* _TASK DESCRIPTION_:
Set down the full listing exactly as given. Any pictures are to be left out.

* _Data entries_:
━━━━━━

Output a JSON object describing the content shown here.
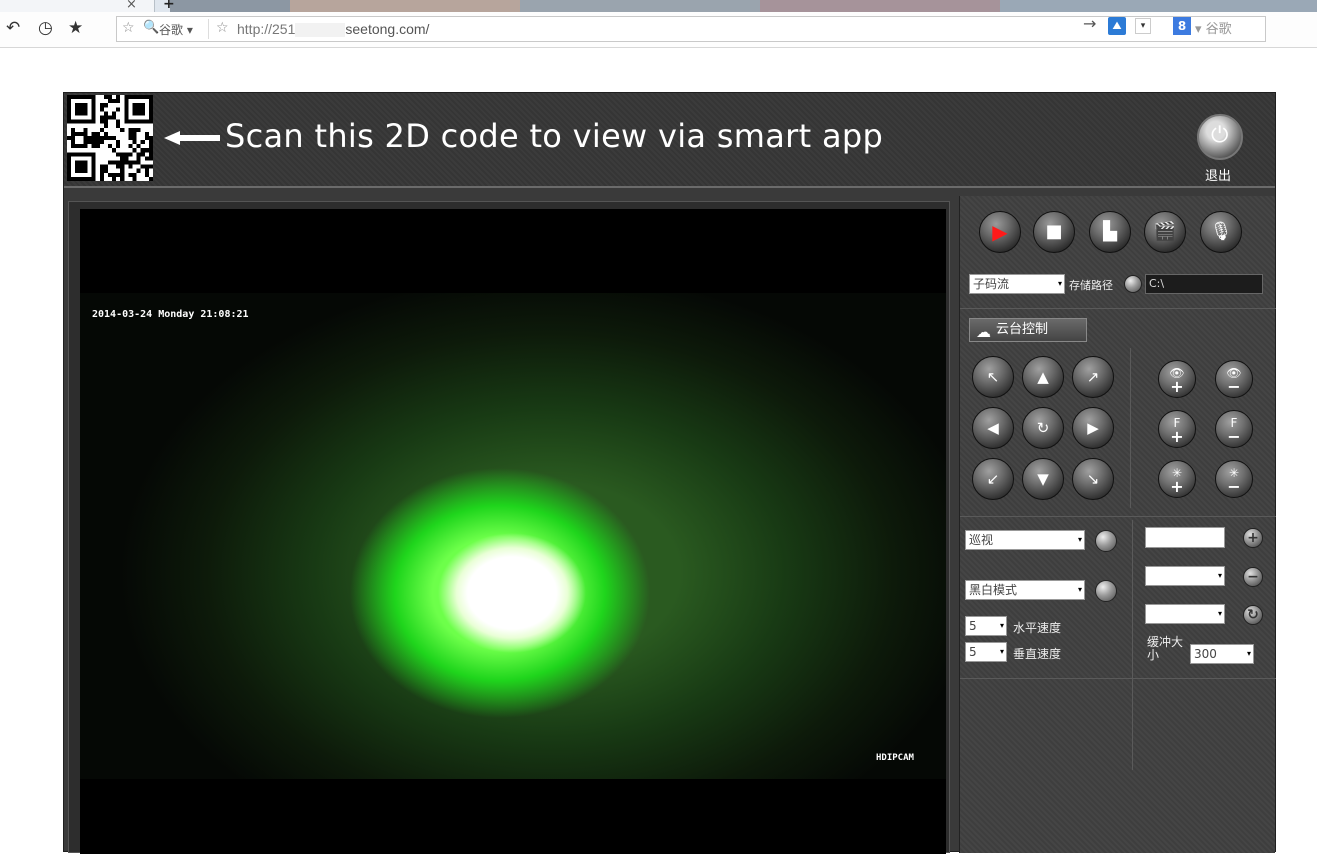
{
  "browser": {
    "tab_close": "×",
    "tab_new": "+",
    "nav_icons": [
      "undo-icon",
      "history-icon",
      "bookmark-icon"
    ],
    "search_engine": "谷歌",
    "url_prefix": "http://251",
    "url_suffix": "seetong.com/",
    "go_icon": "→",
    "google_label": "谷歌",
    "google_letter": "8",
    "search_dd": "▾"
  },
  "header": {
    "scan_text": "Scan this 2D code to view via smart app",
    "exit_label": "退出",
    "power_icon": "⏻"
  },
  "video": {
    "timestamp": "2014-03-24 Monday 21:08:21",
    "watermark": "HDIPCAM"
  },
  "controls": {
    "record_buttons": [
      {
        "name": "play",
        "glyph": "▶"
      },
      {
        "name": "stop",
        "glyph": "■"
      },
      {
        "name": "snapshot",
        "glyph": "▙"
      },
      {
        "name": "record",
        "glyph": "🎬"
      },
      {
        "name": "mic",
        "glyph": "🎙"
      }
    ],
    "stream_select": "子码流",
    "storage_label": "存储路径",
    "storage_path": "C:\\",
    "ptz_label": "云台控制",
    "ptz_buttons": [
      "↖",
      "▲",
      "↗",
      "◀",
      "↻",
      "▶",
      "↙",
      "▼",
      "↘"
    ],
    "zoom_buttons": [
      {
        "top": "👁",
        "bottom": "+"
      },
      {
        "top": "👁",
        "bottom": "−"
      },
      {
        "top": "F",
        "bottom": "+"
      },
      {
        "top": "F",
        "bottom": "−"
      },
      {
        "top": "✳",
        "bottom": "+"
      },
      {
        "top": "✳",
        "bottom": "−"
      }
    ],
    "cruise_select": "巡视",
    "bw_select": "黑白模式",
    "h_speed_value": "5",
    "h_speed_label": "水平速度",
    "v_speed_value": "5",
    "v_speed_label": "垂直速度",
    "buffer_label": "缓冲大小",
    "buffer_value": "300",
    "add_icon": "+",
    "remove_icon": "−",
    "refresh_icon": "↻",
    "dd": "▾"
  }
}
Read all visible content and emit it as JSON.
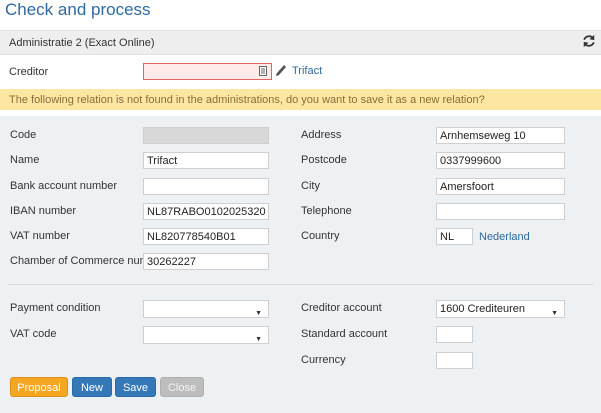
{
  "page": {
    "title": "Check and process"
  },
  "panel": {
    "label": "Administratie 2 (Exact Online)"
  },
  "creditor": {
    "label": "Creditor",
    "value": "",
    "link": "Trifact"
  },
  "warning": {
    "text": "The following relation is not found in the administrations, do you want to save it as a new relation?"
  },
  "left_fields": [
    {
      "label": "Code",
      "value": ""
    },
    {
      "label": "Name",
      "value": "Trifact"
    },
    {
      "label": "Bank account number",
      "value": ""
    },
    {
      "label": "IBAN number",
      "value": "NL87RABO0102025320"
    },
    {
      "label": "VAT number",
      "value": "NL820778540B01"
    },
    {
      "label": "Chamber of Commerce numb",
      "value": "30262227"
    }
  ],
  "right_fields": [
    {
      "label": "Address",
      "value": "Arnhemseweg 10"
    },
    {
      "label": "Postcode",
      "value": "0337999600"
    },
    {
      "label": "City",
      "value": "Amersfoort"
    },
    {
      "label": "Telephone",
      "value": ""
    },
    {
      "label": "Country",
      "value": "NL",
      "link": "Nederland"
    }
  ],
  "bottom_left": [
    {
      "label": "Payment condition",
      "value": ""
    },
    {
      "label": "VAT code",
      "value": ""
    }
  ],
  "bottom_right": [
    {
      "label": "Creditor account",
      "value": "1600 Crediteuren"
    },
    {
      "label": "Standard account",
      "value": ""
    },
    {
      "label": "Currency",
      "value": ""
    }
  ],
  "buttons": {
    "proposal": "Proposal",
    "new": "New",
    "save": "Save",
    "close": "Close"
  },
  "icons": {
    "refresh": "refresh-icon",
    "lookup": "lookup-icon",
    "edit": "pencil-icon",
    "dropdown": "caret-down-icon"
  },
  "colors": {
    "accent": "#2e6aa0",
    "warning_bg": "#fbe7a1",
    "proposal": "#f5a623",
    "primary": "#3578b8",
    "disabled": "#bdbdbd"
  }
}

━━━━━━

* _RESULT OF THE EXERCISE_:
Output a JSON object describing the content shown here.
{
  "browser": {
    "tab_close": "×",
    "tab_new": "+",
    "nav_icons": [
      "undo-icon",
      "history-icon",
      "bookmark-icon"
    ],
    "search_engine": "谷歌",
    "url_prefix": "http://251",
    "url_suffix": "seetong.com/",
    "go_icon": "→",
    "google_label": "谷歌",
    "google_letter": "8",
    "search_dd": "▾"
  },
  "header": {
    "scan_text": "Scan this 2D code to view via smart app",
    "exit_label": "退出",
    "power_icon": "⏻"
  },
  "video": {
    "timestamp": "2014-03-24 Monday 21:08:21",
    "watermark": "HDIPCAM"
  },
  "controls": {
    "record_buttons": [
      {
        "name": "play",
        "glyph": "▶"
      },
      {
        "name": "stop",
        "glyph": "■"
      },
      {
        "name": "snapshot",
        "glyph": "▙"
      },
      {
        "name": "record",
        "glyph": "🎬"
      },
      {
        "name": "mic",
        "glyph": "🎙"
      }
    ],
    "stream_select": "子码流",
    "storage_label": "存储路径",
    "storage_path": "C:\\",
    "ptz_label": "云台控制",
    "ptz_buttons": [
      "↖",
      "▲",
      "↗",
      "◀",
      "↻",
      "▶",
      "↙",
      "▼",
      "↘"
    ],
    "zoom_buttons": [
      {
        "top": "👁",
        "bottom": "+"
      },
      {
        "top": "👁",
        "bottom": "−"
      },
      {
        "top": "F",
        "bottom": "+"
      },
      {
        "top": "F",
        "bottom": "−"
      },
      {
        "top": "✳",
        "bottom": "+"
      },
      {
        "top": "✳",
        "bottom": "−"
      }
    ],
    "cruise_select": "巡视",
    "bw_select": "黑白模式",
    "h_speed_value": "5",
    "h_speed_label": "水平速度",
    "v_speed_value": "5",
    "v_speed_label": "垂直速度",
    "buffer_label": "缓冲大小",
    "buffer_value": "300",
    "add_icon": "+",
    "remove_icon": "−",
    "refresh_icon": "↻",
    "dd": "▾"
  }
}
Read all visible content and emit it as JSON.
{
  "page": {
    "title": "Check and process"
  },
  "panel": {
    "label": "Administratie 2 (Exact Online)"
  },
  "creditor": {
    "label": "Creditor",
    "value": "",
    "link": "Trifact"
  },
  "warning": {
    "text": "The following relation is not found in the administrations, do you want to save it as a new relation?"
  },
  "left_fields": [
    {
      "label": "Code",
      "value": ""
    },
    {
      "label": "Name",
      "value": "Trifact"
    },
    {
      "label": "Bank account number",
      "value": ""
    },
    {
      "label": "IBAN number",
      "value": "NL87RABO0102025320"
    },
    {
      "label": "VAT number",
      "value": "NL820778540B01"
    },
    {
      "label": "Chamber of Commerce numb",
      "value": "30262227"
    }
  ],
  "right_fields": [
    {
      "label": "Address",
      "value": "Arnhemseweg 10"
    },
    {
      "label": "Postcode",
      "value": "0337999600"
    },
    {
      "label": "City",
      "value": "Amersfoort"
    },
    {
      "label": "Telephone",
      "value": ""
    },
    {
      "label": "Country",
      "value": "NL",
      "link": "Nederland"
    }
  ],
  "bottom_left": [
    {
      "label": "Payment condition",
      "value": ""
    },
    {
      "label": "VAT code",
      "value": ""
    }
  ],
  "bottom_right": [
    {
      "label": "Creditor account",
      "value": "1600 Crediteuren"
    },
    {
      "label": "Standard account",
      "value": ""
    },
    {
      "label": "Currency",
      "value": ""
    }
  ],
  "buttons": {
    "proposal": "Proposal",
    "new": "New",
    "save": "Save",
    "close": "Close"
  },
  "icons": {
    "refresh": "refresh-icon",
    "lookup": "lookup-icon",
    "edit": "pencil-icon",
    "dropdown": "caret-down-icon"
  },
  "colors": {
    "accent": "#2e6aa0",
    "warning_bg": "#fbe7a1",
    "proposal": "#f5a623",
    "primary": "#3578b8",
    "disabled": "#bdbdbd"
  }
}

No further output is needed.